» **Extracted entries**:
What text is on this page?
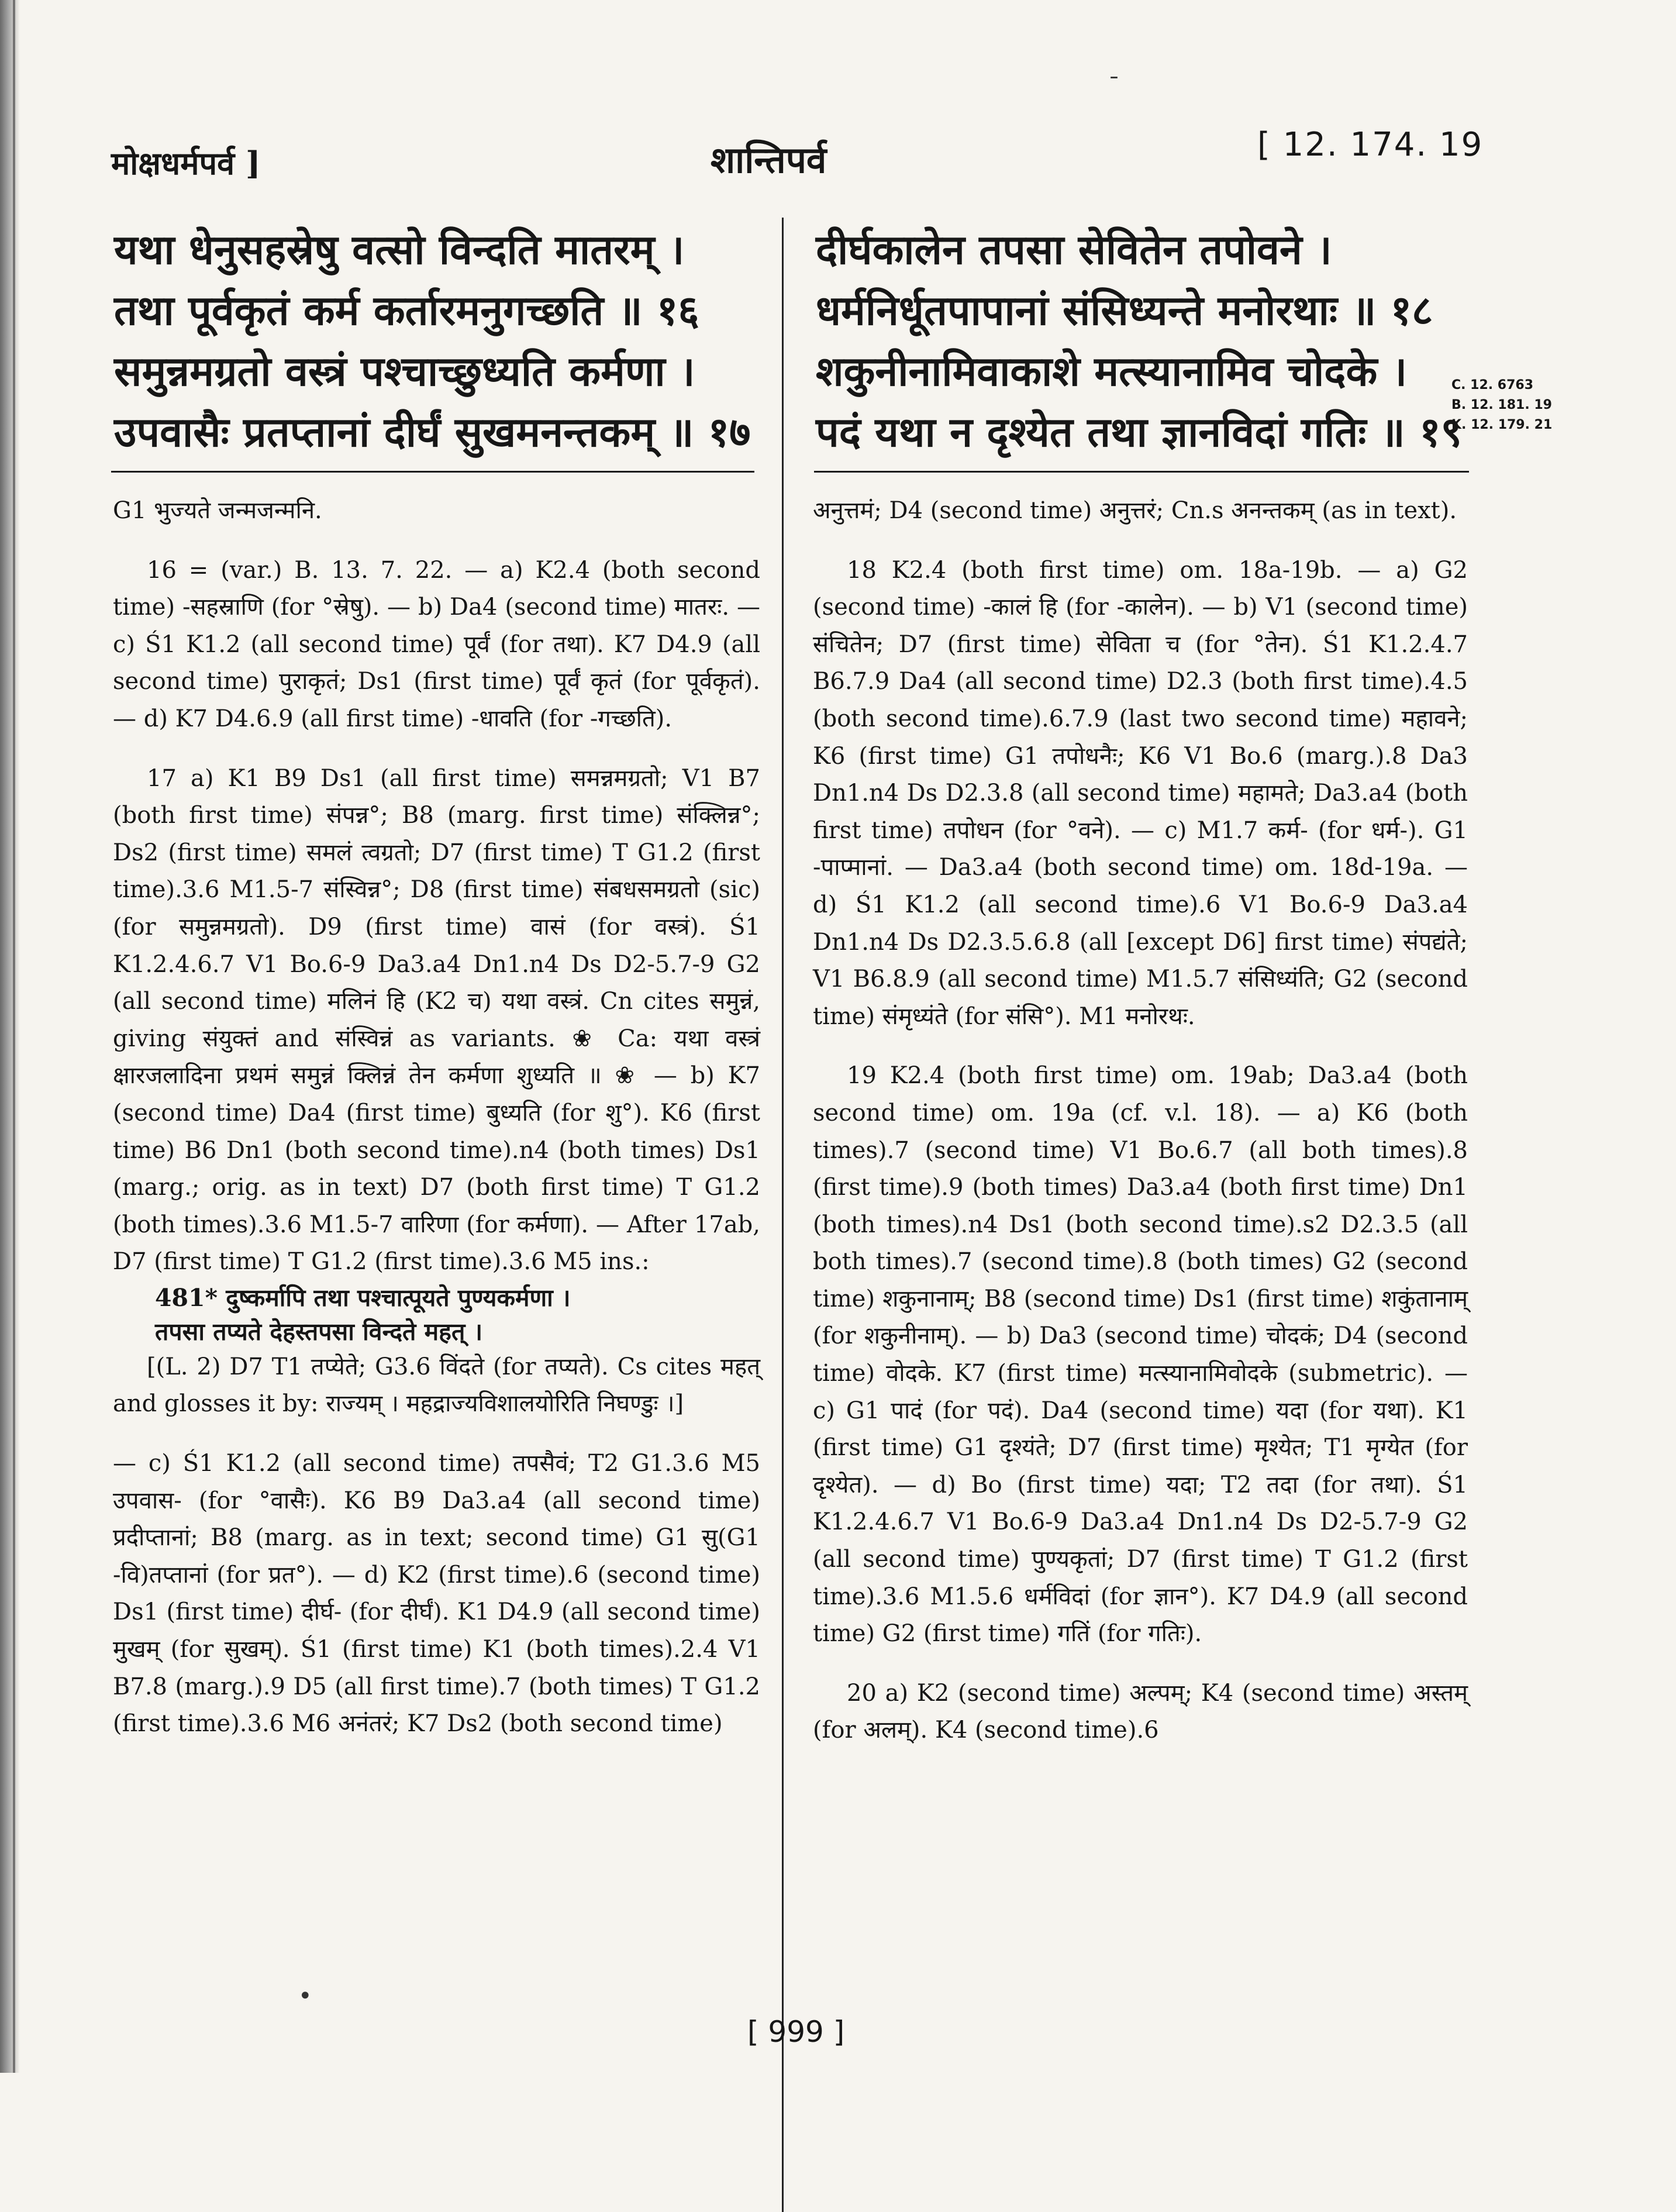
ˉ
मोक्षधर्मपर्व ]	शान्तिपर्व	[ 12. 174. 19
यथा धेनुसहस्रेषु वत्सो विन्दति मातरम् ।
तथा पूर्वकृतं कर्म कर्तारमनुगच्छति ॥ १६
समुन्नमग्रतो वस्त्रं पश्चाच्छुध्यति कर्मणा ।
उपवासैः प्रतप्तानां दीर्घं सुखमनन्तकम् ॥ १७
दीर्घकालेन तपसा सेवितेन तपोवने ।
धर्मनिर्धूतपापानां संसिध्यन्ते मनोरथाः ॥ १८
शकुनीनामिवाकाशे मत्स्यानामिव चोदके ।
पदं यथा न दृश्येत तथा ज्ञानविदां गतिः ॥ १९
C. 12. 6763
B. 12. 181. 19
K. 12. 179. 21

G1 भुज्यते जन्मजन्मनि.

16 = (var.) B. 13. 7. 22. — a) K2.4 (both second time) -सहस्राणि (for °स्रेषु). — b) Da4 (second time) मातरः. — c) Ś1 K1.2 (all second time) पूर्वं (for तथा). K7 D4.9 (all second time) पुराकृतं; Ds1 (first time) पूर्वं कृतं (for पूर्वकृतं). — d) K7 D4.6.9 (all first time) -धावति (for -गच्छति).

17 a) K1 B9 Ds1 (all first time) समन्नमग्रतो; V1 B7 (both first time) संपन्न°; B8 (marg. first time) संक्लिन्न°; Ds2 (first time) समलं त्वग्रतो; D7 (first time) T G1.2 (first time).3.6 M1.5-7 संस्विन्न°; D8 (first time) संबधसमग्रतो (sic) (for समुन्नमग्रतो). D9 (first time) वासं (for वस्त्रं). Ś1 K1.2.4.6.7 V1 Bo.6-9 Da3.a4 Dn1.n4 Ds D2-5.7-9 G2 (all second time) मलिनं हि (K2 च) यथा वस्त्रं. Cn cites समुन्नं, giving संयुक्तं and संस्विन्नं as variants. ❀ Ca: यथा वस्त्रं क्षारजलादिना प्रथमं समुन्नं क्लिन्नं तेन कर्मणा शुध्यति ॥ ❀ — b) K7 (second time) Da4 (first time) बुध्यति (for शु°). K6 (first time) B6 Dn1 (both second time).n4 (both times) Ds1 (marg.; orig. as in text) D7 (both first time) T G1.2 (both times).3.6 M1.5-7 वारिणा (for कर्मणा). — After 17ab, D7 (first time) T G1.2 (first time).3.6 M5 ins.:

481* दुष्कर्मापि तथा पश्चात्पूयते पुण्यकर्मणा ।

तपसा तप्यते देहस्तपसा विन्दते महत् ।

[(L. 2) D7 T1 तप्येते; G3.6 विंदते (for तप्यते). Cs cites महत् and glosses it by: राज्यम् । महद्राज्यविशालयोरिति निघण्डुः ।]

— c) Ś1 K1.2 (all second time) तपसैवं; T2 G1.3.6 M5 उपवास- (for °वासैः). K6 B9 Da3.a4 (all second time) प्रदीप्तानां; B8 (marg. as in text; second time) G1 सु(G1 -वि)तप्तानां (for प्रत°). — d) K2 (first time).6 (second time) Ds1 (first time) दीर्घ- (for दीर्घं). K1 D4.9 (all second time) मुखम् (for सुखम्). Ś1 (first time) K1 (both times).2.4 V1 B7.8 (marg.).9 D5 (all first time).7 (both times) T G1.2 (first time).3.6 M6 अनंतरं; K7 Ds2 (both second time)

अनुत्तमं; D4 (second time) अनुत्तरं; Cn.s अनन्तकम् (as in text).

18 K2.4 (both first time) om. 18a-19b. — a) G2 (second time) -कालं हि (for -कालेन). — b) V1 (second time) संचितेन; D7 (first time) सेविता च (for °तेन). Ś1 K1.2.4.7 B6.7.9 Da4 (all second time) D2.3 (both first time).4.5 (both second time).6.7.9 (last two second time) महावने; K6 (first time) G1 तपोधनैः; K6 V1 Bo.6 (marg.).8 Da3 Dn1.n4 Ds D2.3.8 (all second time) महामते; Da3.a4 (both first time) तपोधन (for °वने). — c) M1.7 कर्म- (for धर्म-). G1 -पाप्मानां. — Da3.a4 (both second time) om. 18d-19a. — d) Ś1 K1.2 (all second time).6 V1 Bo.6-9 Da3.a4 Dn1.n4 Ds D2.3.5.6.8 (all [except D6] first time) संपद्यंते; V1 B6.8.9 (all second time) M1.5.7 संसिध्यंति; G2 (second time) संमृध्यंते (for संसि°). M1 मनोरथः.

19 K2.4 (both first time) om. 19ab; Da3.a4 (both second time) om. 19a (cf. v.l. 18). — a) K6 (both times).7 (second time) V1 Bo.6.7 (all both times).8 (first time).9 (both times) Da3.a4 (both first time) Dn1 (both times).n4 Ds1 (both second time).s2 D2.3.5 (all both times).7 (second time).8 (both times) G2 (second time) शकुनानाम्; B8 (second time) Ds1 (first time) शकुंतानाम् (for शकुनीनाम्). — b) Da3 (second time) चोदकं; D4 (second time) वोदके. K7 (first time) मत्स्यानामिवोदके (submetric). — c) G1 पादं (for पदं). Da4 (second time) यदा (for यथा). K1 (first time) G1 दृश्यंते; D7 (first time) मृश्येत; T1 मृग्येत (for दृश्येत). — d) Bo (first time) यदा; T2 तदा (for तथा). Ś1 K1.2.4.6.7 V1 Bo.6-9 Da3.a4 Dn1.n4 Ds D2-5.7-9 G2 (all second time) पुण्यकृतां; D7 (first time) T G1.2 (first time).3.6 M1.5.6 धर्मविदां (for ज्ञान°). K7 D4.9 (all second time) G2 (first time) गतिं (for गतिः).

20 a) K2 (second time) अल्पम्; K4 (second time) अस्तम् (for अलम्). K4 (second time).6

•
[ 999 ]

» **Written request**:
Each line of the data should be quoted exactly, with pictures left out.

» **Response**:
What text is on this page?
ˉ
मोक्षधर्मपर्व ]	शान्तिपर्व	[ 12. 174. 19
यथा धेनुसहस्रेषु वत्सो विन्दति मातरम् ।
तथा पूर्वकृतं कर्म कर्तारमनुगच्छति ॥ १६
समुन्नमग्रतो वस्त्रं पश्चाच्छुध्यति कर्मणा ।
उपवासैः प्रतप्तानां दीर्घं सुखमनन्तकम् ॥ १७
दीर्घकालेन तपसा सेवितेन तपोवने ।
धर्मनिर्धूतपापानां संसिध्यन्ते मनोरथाः ॥ १८
शकुनीनामिवाकाशे मत्स्यानामिव चोदके ।
पदं यथा न दृश्येत तथा ज्ञानविदां गतिः ॥ १९
C. 12. 6763
B. 12. 181. 19
K. 12. 179. 21

G1 भुज्यते जन्मजन्मनि.

16 = (var.) B. 13. 7. 22. — a) K2.4 (both second time) -सहस्राणि (for °स्रेषु). — b) Da4 (second time) मातरः. — c) Ś1 K1.2 (all second time) पूर्वं (for तथा). K7 D4.9 (all second time) पुराकृतं; Ds1 (first time) पूर्वं कृतं (for पूर्वकृतं). — d) K7 D4.6.9 (all first time) -धावति (for -गच्छति).

17 a) K1 B9 Ds1 (all first time) समन्नमग्रतो; V1 B7 (both first time) संपन्न°; B8 (marg. first time) संक्लिन्न°; Ds2 (first time) समलं त्वग्रतो; D7 (first time) T G1.2 (first time).3.6 M1.5-7 संस्विन्न°; D8 (first time) संबधसमग्रतो (sic) (for समुन्नमग्रतो). D9 (first time) वासं (for वस्त्रं). Ś1 K1.2.4.6.7 V1 Bo.6-9 Da3.a4 Dn1.n4 Ds D2-5.7-9 G2 (all second time) मलिनं हि (K2 च) यथा वस्त्रं. Cn cites समुन्नं, giving संयुक्तं and संस्विन्नं as variants. ❀ Ca: यथा वस्त्रं क्षारजलादिना प्रथमं समुन्नं क्लिन्नं तेन कर्मणा शुध्यति ॥ ❀ — b) K7 (second time) Da4 (first time) बुध्यति (for शु°). K6 (first time) B6 Dn1 (both second time).n4 (both times) Ds1 (marg.; orig. as in text) D7 (both first time) T G1.2 (both times).3.6 M1.5-7 वारिणा (for कर्मणा). — After 17ab, D7 (first time) T G1.2 (first time).3.6 M5 ins.:

481* दुष्कर्मापि तथा पश्चात्पूयते पुण्यकर्मणा ।

तपसा तप्यते देहस्तपसा विन्दते महत् ।

[(L. 2) D7 T1 तप्येते; G3.6 विंदते (for तप्यते). Cs cites महत् and glosses it by: राज्यम् । महद्राज्यविशालयोरिति निघण्डुः ।]

— c) Ś1 K1.2 (all second time) तपसैवं; T2 G1.3.6 M5 उपवास- (for °वासैः). K6 B9 Da3.a4 (all second time) प्रदीप्तानां; B8 (marg. as in text; second time) G1 सु(G1 -वि)तप्तानां (for प्रत°). — d) K2 (first time).6 (second time) Ds1 (first time) दीर्घ- (for दीर्घं). K1 D4.9 (all second time) मुखम् (for सुखम्). Ś1 (first time) K1 (both times).2.4 V1 B7.8 (marg.).9 D5 (all first time).7 (both times) T G1.2 (first time).3.6 M6 अनंतरं; K7 Ds2 (both second time)

अनुत्तमं; D4 (second time) अनुत्तरं; Cn.s अनन्तकम् (as in text).

18 K2.4 (both first time) om. 18a-19b. — a) G2 (second time) -कालं हि (for -कालेन). — b) V1 (second time) संचितेन; D7 (first time) सेविता च (for °तेन). Ś1 K1.2.4.7 B6.7.9 Da4 (all second time) D2.3 (both first time).4.5 (both second time).6.7.9 (last two second time) महावने; K6 (first time) G1 तपोधनैः; K6 V1 Bo.6 (marg.).8 Da3 Dn1.n4 Ds D2.3.8 (all second time) महामते; Da3.a4 (both first time) तपोधन (for °वने). — c) M1.7 कर्म- (for धर्म-). G1 -पाप्मानां. — Da3.a4 (both second time) om. 18d-19a. — d) Ś1 K1.2 (all second time).6 V1 Bo.6-9 Da3.a4 Dn1.n4 Ds D2.3.5.6.8 (all [except D6] first time) संपद्यंते; V1 B6.8.9 (all second time) M1.5.7 संसिध्यंति; G2 (second time) संमृध्यंते (for संसि°). M1 मनोरथः.

19 K2.4 (both first time) om. 19ab; Da3.a4 (both second time) om. 19a (cf. v.l. 18). — a) K6 (both times).7 (second time) V1 Bo.6.7 (all both times).8 (first time).9 (both times) Da3.a4 (both first time) Dn1 (both times).n4 Ds1 (both second time).s2 D2.3.5 (all both times).7 (second time).8 (both times) G2 (second time) शकुनानाम्; B8 (second time) Ds1 (first time) शकुंतानाम् (for शकुनीनाम्). — b) Da3 (second time) चोदकं; D4 (second time) वोदके. K7 (first time) मत्स्यानामिवोदके (submetric). — c) G1 पादं (for पदं). Da4 (second time) यदा (for यथा). K1 (first time) G1 दृश्यंते; D7 (first time) मृश्येत; T1 मृग्येत (for दृश्येत). — d) Bo (first time) यदा; T2 तदा (for तथा). Ś1 K1.2.4.6.7 V1 Bo.6-9 Da3.a4 Dn1.n4 Ds D2-5.7-9 G2 (all second time) पुण्यकृतां; D7 (first time) T G1.2 (first time).3.6 M1.5.6 धर्मविदां (for ज्ञान°). K7 D4.9 (all second time) G2 (first time) गतिं (for गतिः).

20 a) K2 (second time) अल्पम्; K4 (second time) अस्तम् (for अलम्). K4 (second time).6

•
[ 999 ]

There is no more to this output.